[Dataset entries]
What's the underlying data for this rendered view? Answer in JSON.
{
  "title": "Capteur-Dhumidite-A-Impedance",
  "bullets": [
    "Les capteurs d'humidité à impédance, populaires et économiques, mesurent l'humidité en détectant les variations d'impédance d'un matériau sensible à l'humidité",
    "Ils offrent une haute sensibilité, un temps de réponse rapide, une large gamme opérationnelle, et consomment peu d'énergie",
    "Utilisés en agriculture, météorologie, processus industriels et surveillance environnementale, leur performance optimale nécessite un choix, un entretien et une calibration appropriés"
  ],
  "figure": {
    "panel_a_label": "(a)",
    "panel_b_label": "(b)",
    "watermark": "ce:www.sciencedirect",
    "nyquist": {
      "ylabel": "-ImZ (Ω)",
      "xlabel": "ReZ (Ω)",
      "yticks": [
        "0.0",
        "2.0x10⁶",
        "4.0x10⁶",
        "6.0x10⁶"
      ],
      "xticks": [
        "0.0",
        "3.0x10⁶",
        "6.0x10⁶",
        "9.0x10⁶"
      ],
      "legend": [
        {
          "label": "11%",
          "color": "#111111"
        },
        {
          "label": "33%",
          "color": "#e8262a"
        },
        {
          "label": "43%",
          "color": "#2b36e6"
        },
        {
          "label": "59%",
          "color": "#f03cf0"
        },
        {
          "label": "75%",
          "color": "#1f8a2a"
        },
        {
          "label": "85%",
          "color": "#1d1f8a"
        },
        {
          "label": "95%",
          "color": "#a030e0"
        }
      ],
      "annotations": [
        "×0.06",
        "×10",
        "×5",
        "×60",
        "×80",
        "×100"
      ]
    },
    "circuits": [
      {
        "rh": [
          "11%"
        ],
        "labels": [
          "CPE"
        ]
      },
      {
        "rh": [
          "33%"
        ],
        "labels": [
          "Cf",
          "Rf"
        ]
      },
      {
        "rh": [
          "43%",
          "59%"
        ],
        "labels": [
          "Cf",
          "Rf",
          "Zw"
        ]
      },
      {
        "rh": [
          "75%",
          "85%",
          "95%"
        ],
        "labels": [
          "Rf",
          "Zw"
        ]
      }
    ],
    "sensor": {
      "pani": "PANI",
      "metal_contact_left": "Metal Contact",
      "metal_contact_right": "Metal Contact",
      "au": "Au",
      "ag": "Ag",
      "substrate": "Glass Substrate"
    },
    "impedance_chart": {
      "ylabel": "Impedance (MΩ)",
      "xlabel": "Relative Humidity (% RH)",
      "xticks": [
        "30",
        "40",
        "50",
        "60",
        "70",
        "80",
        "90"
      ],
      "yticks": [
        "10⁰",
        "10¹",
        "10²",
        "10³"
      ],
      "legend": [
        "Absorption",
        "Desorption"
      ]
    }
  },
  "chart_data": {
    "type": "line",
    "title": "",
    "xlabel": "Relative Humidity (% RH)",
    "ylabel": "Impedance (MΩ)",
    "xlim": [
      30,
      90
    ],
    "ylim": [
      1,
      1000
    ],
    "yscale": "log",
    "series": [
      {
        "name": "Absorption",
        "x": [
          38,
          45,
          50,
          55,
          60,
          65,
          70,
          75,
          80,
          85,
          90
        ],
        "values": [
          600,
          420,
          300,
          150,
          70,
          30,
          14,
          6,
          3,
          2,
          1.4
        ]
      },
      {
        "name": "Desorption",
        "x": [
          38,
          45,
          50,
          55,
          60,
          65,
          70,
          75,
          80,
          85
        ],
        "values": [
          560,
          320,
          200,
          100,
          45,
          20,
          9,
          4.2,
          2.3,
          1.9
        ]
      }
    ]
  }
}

• [Task objective]:
Determine how many lines contain the word "ylabel" and reply with that number alone.

• [The answer]:
3